[WHAT YOU SHOULD DO]: Every line of the data that contains the string "about" must be copied.

### DATA SHOWN ###

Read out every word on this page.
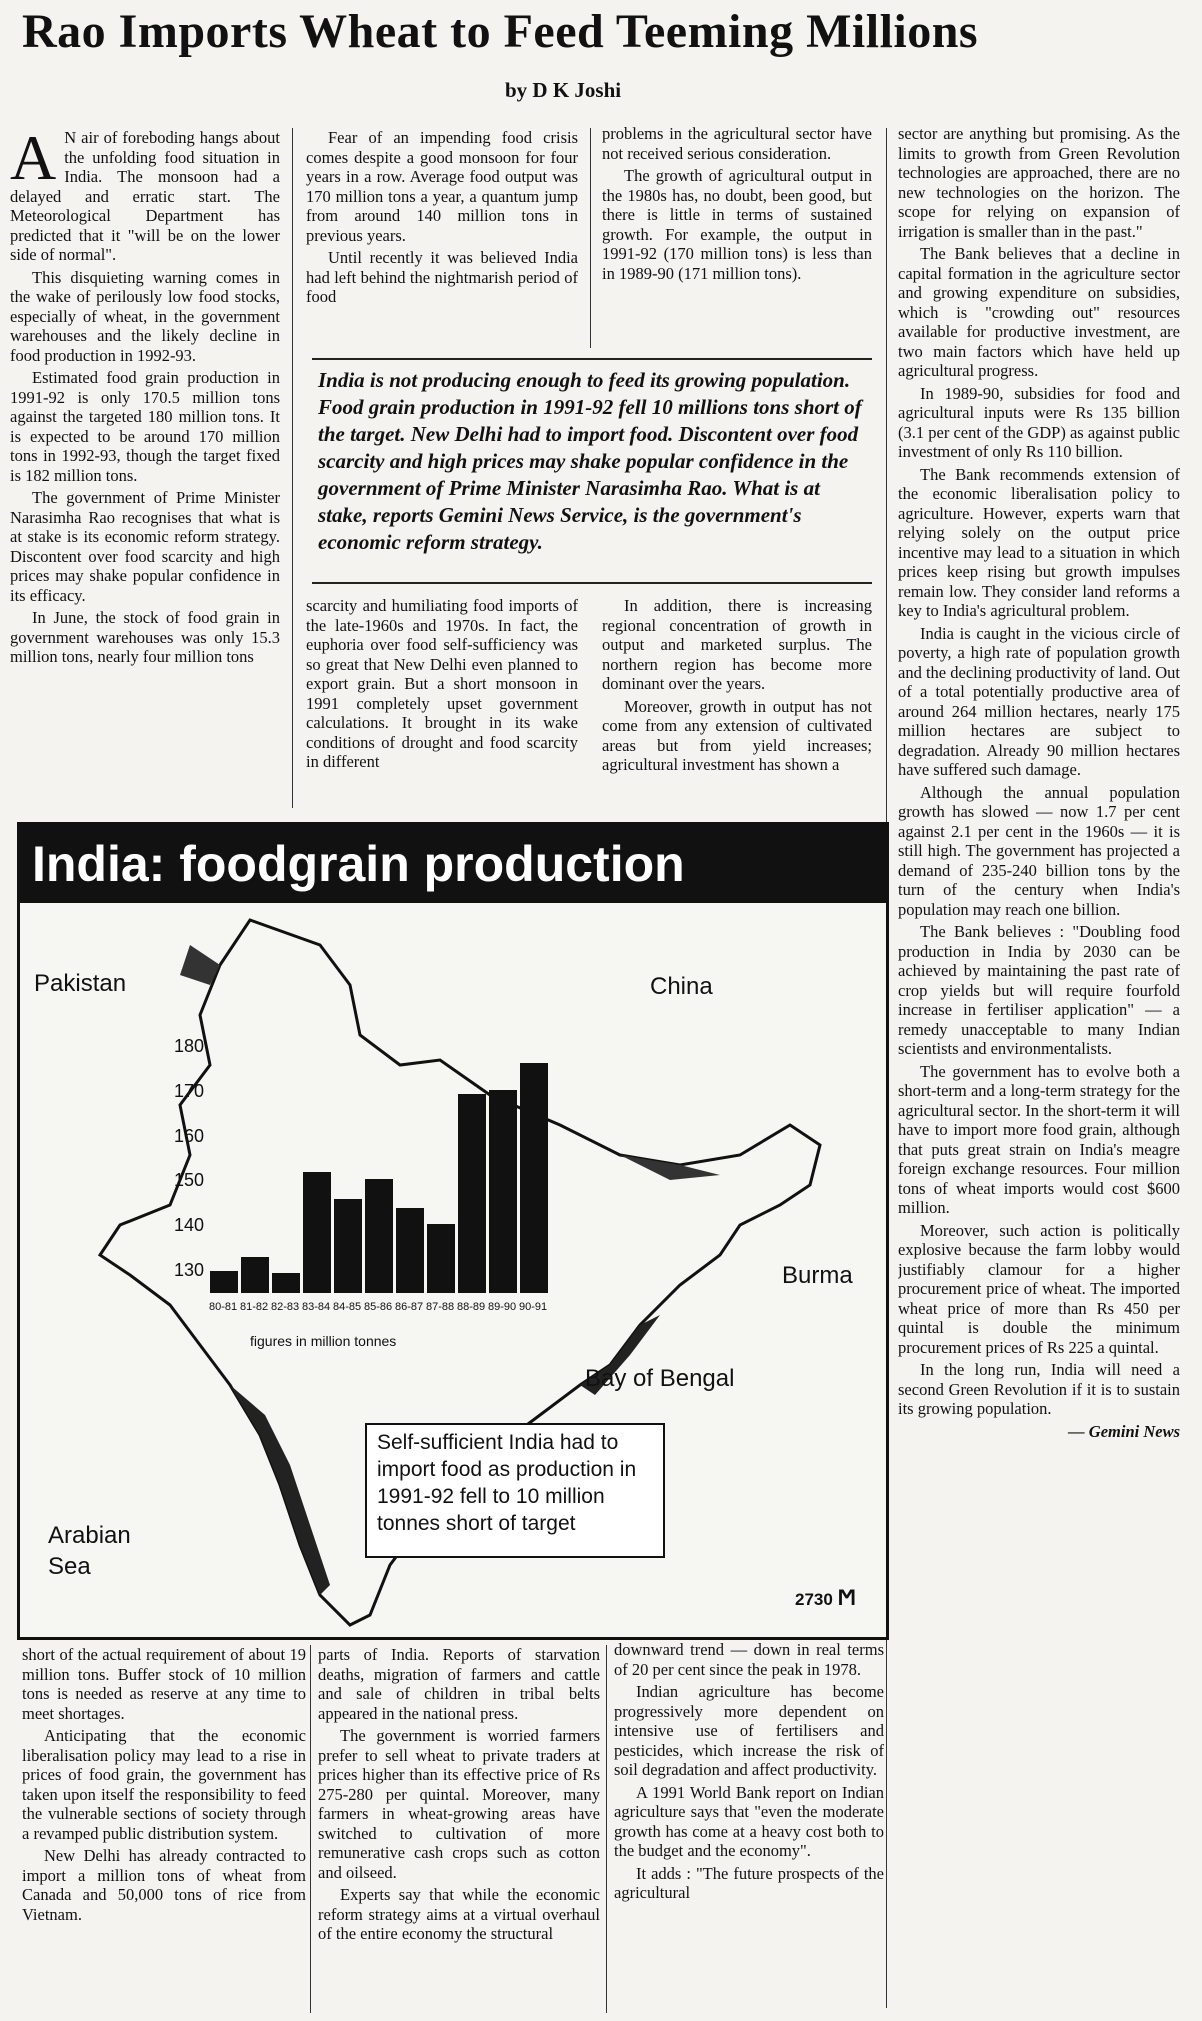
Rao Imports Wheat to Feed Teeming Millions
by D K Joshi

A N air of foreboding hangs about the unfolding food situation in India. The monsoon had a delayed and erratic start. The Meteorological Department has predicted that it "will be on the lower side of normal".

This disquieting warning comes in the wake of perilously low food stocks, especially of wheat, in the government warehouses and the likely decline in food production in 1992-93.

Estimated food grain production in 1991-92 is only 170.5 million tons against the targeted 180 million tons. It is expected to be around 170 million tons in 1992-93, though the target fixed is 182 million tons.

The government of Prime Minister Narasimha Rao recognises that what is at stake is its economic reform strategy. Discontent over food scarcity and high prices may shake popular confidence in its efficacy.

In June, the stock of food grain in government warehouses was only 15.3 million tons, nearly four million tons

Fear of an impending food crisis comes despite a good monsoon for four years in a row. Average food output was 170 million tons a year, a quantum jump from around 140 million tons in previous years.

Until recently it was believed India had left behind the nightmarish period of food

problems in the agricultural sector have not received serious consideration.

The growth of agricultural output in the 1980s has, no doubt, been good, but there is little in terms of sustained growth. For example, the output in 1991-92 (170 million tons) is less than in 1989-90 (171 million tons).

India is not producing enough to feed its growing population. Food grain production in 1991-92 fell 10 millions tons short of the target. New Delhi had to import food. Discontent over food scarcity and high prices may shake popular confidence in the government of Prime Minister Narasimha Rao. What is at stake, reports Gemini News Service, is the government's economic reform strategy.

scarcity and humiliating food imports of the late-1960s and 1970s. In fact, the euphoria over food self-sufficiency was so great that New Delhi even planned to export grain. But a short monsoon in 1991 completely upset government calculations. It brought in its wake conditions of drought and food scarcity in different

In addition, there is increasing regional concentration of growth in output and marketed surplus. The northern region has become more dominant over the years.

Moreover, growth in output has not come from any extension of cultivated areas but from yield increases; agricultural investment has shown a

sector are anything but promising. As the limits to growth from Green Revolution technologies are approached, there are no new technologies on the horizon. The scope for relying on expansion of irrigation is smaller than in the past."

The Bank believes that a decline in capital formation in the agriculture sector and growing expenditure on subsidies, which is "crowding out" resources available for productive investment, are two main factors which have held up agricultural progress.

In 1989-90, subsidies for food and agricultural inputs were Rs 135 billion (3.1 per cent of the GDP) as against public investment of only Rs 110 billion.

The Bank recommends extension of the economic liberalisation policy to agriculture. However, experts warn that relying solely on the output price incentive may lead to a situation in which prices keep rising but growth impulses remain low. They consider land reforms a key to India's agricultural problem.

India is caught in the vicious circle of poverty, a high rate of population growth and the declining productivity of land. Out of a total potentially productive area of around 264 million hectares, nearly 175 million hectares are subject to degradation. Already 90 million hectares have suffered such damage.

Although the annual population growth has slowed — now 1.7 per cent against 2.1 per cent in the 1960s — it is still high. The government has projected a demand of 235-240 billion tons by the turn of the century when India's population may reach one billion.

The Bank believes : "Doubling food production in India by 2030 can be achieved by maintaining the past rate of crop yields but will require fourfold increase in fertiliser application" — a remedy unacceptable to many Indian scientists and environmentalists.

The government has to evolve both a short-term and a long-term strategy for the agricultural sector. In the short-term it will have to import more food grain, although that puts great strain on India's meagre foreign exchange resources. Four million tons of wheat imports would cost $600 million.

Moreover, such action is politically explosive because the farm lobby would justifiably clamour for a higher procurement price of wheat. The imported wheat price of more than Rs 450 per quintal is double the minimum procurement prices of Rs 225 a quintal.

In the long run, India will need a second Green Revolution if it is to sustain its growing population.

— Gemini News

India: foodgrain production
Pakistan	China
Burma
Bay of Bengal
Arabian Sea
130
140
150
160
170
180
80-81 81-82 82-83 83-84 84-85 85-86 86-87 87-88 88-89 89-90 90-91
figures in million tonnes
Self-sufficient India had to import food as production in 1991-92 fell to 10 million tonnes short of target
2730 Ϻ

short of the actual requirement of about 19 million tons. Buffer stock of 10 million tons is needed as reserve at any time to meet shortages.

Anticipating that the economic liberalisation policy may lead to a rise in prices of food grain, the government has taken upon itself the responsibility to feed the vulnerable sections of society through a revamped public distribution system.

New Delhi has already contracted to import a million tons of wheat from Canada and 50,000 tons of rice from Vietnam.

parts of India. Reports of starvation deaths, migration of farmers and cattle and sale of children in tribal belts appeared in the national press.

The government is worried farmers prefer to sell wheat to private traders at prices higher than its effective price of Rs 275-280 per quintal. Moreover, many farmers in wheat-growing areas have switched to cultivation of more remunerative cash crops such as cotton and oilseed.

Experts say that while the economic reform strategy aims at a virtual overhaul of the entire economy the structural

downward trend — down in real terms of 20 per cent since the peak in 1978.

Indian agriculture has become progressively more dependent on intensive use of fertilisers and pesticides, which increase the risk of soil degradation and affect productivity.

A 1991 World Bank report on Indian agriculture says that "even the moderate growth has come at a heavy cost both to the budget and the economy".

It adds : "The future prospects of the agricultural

###
### DATA SHOWN ###

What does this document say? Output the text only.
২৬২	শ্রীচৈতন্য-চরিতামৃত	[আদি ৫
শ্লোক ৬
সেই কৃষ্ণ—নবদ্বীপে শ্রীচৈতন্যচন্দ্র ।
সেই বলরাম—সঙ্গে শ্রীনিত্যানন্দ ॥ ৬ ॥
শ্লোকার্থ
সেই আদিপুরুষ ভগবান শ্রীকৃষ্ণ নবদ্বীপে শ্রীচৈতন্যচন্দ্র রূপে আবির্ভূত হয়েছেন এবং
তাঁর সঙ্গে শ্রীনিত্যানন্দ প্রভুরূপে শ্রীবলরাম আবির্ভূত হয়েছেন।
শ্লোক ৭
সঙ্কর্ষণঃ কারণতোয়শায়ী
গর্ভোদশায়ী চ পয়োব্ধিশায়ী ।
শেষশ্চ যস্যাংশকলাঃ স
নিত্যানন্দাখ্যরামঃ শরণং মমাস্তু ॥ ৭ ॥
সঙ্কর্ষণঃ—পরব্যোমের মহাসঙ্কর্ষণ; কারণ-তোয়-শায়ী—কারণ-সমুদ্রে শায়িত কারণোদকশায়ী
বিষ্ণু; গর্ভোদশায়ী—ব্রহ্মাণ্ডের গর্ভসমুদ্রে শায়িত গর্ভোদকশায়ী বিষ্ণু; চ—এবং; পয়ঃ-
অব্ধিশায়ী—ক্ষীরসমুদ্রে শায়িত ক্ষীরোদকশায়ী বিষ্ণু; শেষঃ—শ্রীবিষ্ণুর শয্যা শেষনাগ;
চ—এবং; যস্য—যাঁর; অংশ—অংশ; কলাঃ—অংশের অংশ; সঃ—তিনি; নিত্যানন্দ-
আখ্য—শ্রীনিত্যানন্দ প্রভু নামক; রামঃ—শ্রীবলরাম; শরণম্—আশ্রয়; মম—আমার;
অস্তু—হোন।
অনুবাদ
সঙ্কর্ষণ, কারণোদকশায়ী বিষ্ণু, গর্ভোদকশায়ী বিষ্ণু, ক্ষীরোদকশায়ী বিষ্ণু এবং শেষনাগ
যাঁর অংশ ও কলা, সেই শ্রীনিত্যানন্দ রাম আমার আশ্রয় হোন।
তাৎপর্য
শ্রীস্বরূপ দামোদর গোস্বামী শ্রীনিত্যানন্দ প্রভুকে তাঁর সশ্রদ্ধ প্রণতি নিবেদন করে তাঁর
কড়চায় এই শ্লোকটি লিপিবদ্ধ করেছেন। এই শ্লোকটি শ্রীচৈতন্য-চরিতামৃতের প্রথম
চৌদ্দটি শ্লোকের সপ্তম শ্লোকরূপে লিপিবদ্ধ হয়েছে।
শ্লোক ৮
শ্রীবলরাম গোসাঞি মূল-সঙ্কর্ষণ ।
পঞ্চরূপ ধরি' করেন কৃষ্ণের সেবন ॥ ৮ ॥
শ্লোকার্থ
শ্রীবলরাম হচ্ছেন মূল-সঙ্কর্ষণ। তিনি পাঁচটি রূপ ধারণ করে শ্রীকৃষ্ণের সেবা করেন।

###

[FULL ANSWER]:
A N air of foreboding hangs about the unfolding food situation in India. The monsoon had a delayed and erratic start. The Meteorological Department has predicted that it "will be on the lower side of normal".
short of the actual requirement of about 19 million tons. Buffer stock of 10 million tons is needed as reserve at any time to meet shortages.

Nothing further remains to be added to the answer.